Check each line of the listing for the word "Ertragsanteile" and report how many lines contain it, giving nothing but the number.
[BEGIN Listed records]
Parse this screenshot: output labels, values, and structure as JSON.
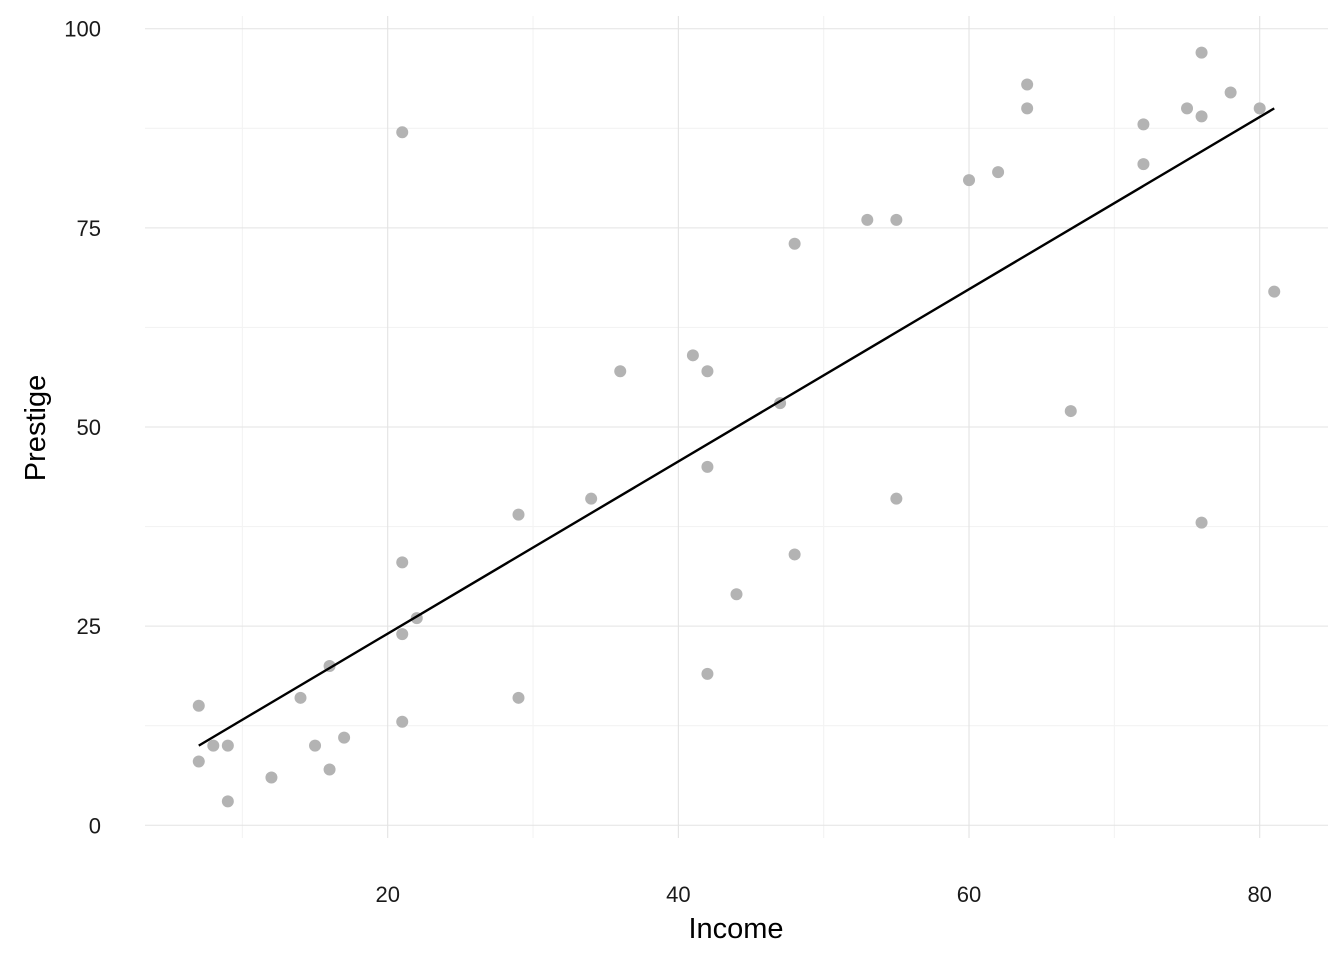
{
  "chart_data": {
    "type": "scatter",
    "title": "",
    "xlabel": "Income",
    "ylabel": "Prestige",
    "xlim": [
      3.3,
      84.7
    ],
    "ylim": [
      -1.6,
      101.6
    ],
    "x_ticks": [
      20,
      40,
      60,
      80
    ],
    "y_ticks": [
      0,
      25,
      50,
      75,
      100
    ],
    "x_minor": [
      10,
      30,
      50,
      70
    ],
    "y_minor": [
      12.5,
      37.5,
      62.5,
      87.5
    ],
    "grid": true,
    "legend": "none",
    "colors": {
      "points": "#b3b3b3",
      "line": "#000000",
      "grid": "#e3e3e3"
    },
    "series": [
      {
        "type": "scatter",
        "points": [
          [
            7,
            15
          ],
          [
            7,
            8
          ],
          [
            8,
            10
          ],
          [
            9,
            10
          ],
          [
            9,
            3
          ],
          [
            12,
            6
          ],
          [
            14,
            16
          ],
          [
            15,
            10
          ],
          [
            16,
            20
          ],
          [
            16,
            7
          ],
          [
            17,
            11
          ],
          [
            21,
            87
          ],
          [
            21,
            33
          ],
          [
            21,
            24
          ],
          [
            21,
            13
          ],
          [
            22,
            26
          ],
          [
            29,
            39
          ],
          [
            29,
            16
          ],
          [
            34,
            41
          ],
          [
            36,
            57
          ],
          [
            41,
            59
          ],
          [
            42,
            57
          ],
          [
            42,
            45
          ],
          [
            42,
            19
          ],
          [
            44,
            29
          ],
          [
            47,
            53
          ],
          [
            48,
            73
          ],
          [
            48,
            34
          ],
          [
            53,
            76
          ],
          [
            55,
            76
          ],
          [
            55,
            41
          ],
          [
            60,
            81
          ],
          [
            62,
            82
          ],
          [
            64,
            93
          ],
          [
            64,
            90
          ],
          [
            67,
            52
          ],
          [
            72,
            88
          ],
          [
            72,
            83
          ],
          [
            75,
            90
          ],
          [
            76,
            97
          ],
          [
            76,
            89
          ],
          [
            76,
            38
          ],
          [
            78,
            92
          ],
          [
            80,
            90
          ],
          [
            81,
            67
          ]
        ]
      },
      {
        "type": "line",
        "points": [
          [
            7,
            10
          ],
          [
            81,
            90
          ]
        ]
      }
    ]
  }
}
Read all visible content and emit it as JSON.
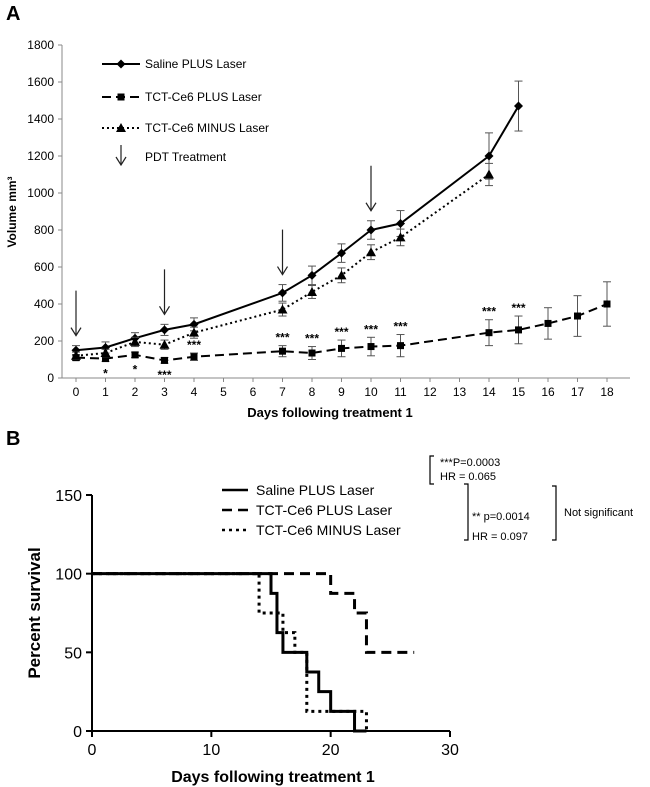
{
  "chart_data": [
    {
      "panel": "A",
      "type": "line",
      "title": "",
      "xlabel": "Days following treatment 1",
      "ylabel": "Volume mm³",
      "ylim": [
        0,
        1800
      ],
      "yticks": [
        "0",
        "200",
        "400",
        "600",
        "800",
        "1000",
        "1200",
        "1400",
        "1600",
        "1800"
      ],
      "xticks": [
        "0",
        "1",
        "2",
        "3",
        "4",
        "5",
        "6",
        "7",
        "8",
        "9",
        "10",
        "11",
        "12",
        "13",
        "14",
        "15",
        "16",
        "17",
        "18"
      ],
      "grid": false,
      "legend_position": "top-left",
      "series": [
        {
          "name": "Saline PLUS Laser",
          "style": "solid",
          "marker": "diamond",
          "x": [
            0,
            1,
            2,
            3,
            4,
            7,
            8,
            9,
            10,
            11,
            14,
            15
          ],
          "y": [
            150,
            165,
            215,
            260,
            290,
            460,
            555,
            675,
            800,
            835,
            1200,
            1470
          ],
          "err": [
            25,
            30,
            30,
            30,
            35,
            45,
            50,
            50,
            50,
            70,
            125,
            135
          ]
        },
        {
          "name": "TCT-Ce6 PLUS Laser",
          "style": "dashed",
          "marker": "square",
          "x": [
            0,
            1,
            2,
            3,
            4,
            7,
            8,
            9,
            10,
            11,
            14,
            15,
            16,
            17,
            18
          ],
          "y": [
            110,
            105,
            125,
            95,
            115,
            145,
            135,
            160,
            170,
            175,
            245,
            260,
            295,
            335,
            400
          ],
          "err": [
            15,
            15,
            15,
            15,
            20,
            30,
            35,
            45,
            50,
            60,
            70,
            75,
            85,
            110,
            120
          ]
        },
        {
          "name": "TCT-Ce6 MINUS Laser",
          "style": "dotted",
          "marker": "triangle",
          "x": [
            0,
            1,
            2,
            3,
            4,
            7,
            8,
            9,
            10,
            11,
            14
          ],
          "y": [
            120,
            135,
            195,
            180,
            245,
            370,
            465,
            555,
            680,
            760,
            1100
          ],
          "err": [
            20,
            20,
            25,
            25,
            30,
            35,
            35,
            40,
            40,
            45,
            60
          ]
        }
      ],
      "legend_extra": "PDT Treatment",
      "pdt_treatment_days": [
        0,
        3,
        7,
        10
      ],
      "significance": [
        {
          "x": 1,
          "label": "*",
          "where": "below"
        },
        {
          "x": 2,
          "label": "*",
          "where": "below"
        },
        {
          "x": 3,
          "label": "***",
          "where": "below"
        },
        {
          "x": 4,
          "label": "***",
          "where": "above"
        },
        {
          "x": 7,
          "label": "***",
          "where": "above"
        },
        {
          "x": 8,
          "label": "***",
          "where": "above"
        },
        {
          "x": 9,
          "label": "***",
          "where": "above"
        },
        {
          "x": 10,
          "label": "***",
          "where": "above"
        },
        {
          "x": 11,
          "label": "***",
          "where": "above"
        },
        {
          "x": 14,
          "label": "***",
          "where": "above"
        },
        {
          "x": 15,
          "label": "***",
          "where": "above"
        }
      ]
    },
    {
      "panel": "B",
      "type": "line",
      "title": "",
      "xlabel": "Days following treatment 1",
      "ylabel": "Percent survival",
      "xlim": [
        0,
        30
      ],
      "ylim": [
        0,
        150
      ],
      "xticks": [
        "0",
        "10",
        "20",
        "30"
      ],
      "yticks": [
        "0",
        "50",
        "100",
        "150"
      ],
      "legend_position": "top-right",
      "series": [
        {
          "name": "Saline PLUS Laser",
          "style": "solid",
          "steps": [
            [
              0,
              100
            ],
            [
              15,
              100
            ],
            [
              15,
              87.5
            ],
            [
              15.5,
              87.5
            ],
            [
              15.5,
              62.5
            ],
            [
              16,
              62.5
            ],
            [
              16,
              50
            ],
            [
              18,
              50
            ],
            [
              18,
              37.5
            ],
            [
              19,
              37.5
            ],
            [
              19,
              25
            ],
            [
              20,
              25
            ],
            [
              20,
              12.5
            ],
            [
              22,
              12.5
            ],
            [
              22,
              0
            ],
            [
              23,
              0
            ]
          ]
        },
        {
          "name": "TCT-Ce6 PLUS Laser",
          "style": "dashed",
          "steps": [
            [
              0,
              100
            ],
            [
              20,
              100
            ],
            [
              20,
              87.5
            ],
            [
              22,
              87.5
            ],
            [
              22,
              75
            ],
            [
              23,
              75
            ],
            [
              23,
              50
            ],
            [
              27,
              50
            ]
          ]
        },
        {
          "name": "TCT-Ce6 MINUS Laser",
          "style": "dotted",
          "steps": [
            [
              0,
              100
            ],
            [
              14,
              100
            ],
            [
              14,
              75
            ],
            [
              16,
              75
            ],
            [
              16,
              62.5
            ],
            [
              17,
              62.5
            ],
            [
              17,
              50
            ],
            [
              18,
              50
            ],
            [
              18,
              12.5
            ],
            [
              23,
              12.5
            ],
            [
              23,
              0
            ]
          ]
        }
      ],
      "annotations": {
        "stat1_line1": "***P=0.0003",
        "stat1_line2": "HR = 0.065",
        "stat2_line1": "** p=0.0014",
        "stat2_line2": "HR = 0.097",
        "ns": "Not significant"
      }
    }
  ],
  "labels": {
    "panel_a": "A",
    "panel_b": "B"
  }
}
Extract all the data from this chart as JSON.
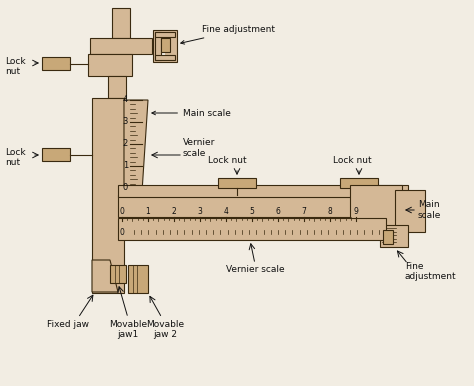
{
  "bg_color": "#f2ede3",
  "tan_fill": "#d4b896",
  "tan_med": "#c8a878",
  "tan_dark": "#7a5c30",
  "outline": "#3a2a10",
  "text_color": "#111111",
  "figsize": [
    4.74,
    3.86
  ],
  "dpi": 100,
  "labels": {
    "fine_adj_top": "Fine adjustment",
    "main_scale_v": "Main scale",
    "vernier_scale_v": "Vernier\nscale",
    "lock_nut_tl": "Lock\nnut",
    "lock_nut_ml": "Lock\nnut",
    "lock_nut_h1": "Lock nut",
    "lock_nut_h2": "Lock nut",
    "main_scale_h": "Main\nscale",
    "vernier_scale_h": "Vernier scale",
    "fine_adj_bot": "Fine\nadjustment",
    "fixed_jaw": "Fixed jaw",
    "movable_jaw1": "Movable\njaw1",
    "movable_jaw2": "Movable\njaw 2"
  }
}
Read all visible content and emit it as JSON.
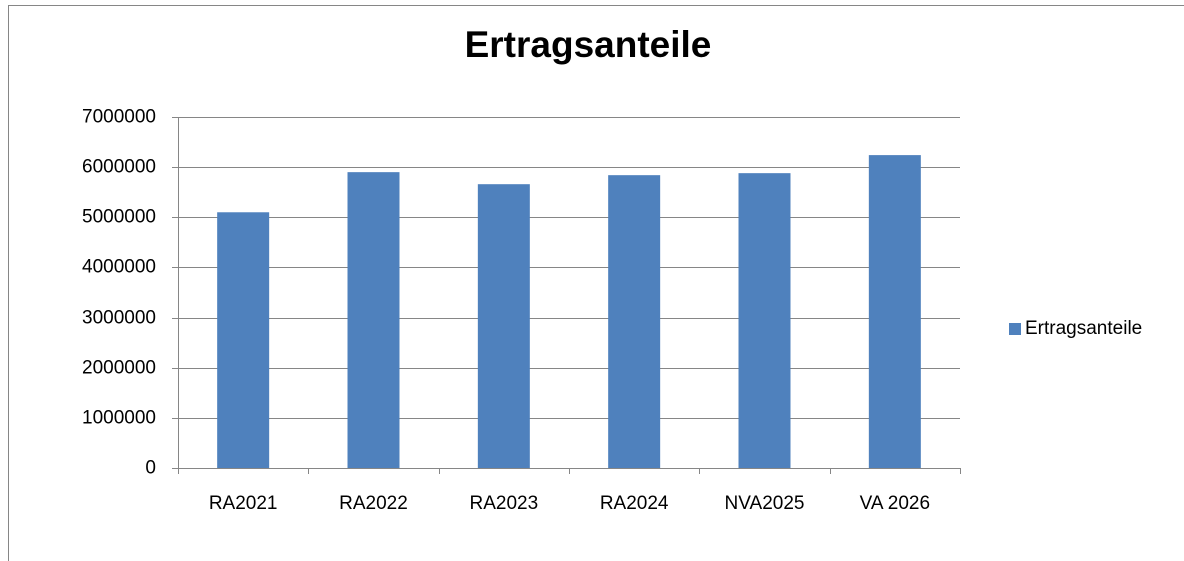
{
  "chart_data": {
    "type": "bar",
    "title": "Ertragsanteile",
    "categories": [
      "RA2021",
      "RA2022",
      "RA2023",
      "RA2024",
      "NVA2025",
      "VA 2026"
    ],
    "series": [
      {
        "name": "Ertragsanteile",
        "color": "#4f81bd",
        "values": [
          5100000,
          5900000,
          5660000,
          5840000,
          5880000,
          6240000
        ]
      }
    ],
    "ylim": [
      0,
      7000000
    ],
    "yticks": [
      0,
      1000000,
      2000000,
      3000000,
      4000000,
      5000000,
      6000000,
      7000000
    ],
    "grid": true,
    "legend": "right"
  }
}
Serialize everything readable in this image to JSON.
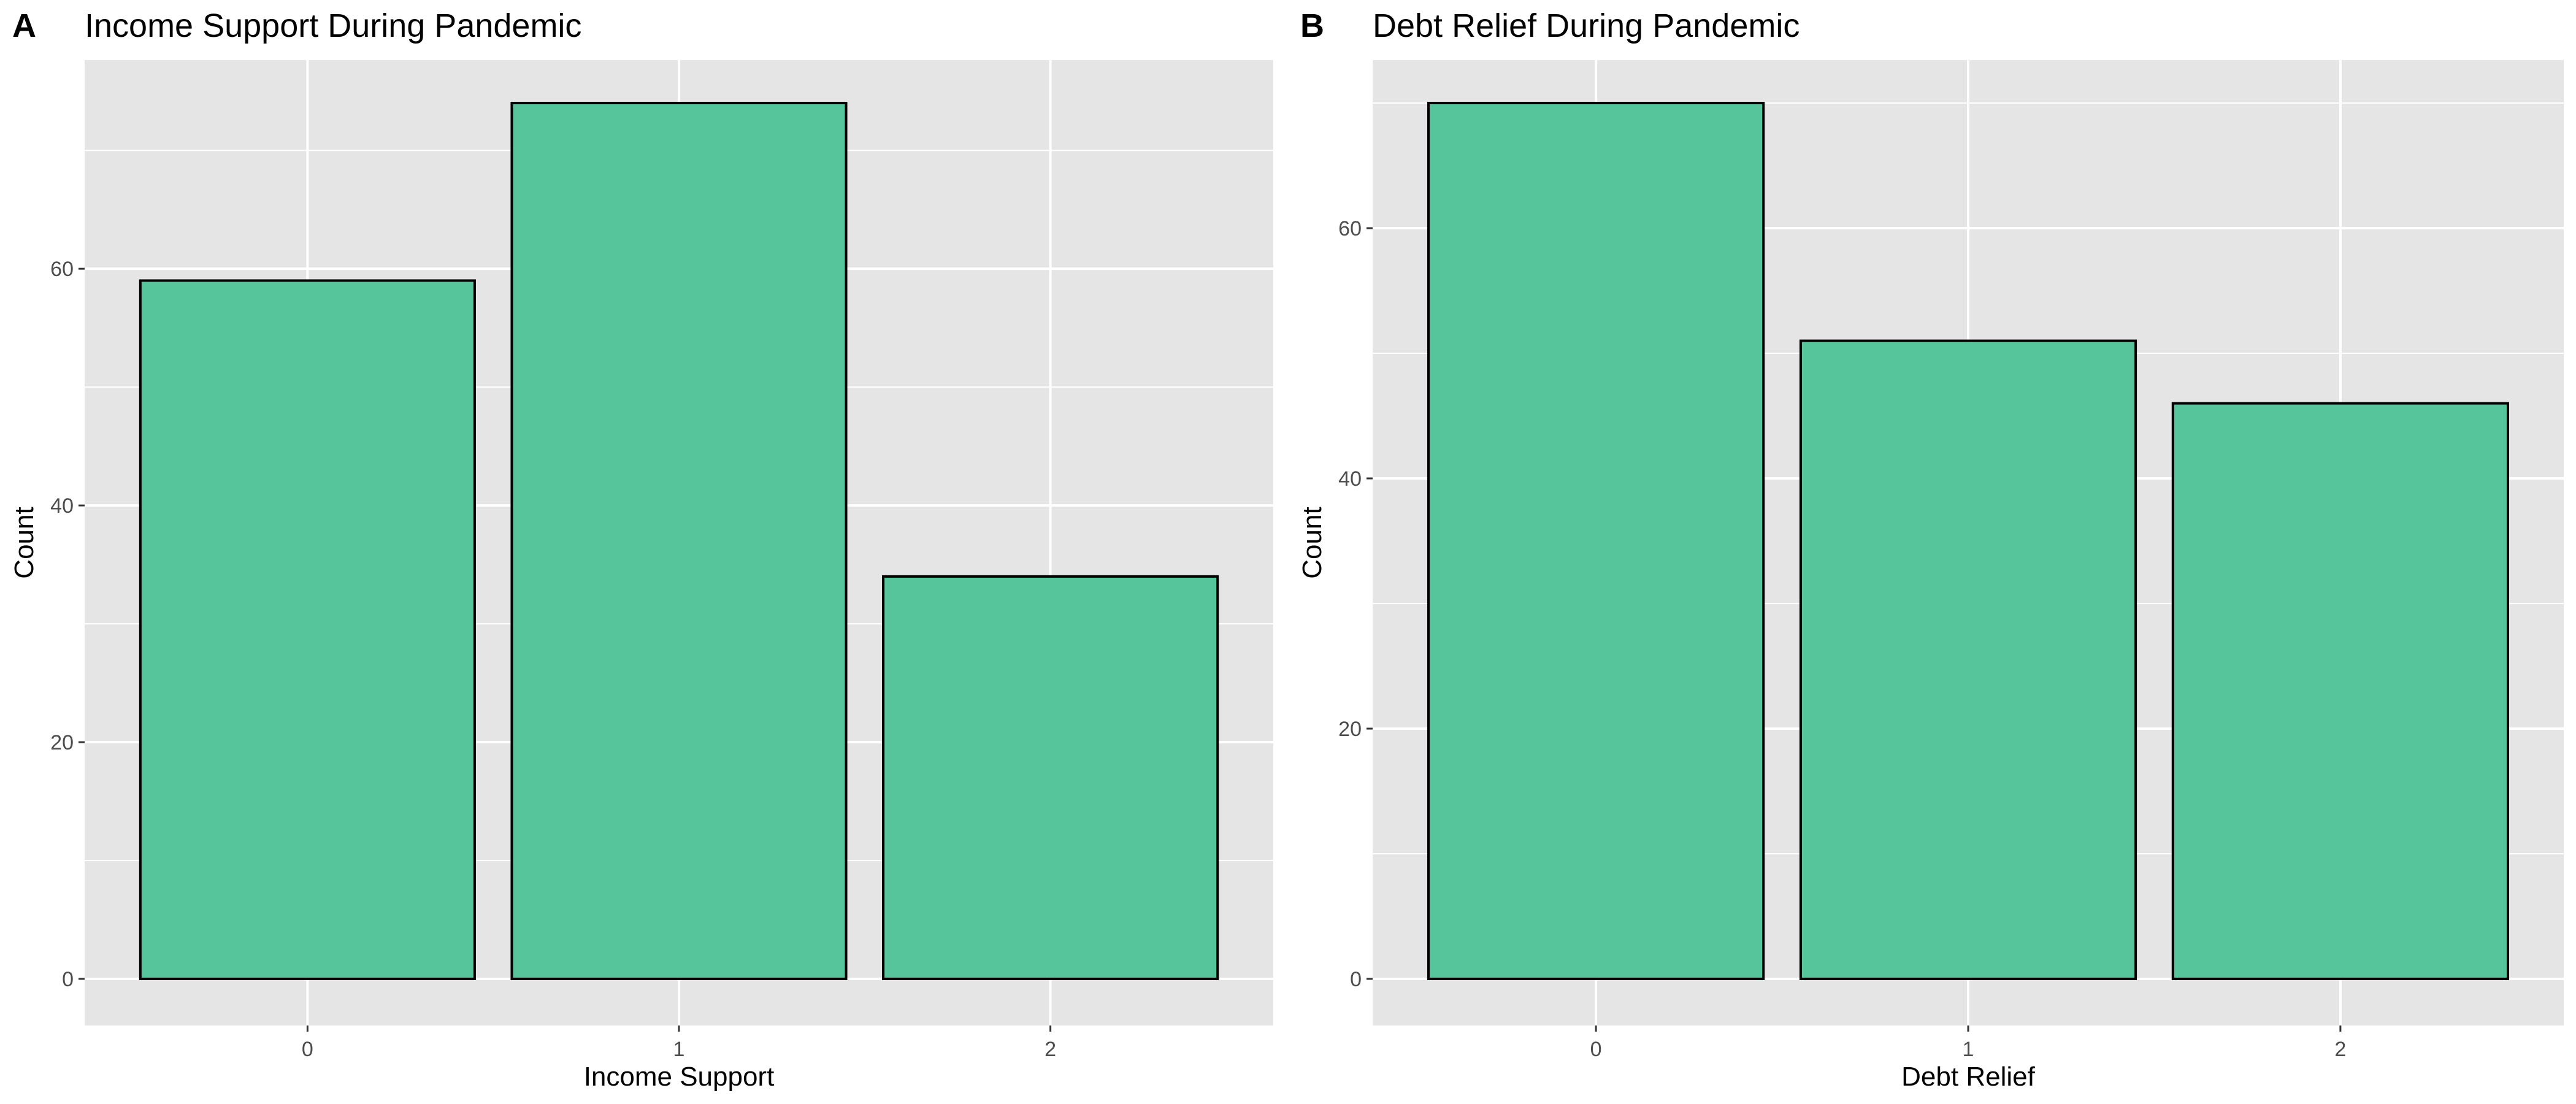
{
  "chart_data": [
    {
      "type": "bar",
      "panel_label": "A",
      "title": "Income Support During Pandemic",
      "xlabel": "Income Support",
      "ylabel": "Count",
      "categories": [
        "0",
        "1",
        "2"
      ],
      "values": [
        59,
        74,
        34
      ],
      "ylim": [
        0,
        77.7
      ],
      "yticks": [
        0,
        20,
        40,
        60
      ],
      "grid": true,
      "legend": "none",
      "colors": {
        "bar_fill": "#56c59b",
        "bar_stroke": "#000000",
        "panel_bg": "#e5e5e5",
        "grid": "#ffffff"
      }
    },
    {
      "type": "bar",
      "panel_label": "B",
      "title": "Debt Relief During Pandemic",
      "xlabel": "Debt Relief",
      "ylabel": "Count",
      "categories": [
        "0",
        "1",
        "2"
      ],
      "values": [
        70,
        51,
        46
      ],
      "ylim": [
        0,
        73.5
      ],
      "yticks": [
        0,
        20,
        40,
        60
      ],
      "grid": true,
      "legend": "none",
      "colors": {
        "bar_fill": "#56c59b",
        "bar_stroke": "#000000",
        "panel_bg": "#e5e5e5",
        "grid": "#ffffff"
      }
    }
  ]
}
[END Listed records]
__Answer to the exercise__: 2